* start WORKING DATA *

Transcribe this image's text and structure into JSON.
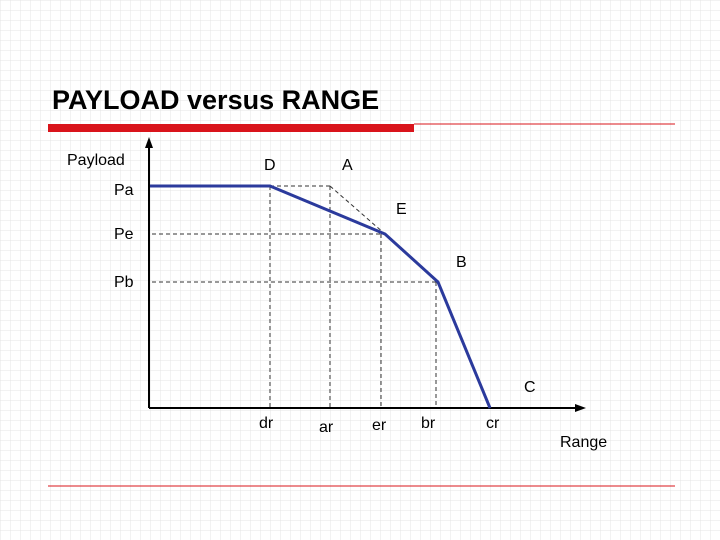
{
  "title": "PAYLOAD versus RANGE",
  "axes": {
    "y_label": "Payload",
    "x_label": "Range"
  },
  "points": [
    {
      "label": "D"
    },
    {
      "label": "A"
    },
    {
      "label": "E"
    },
    {
      "label": "B"
    },
    {
      "label": "C"
    }
  ],
  "y_ticks": [
    "Pa",
    "Pe",
    "Pb"
  ],
  "x_ticks": [
    "dr",
    "ar",
    "er",
    "br",
    "cr"
  ]
}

* end WORKING DATA *

▶ [REQUIREMENTS]:
Write out all the entries exactly, except for the pictures.

▶ [EXERCISE RESPONSE]:
Transcribe this image's text and structure into JSON.
{
  "title": "PAYLOAD versus RANGE",
  "axes": {
    "y_label": "Payload",
    "x_label": "Range"
  },
  "points": [
    {
      "label": "D"
    },
    {
      "label": "A"
    },
    {
      "label": "E"
    },
    {
      "label": "B"
    },
    {
      "label": "C"
    }
  ],
  "y_ticks": [
    "Pa",
    "Pe",
    "Pb"
  ],
  "x_ticks": [
    "dr",
    "ar",
    "er",
    "br",
    "cr"
  ]
}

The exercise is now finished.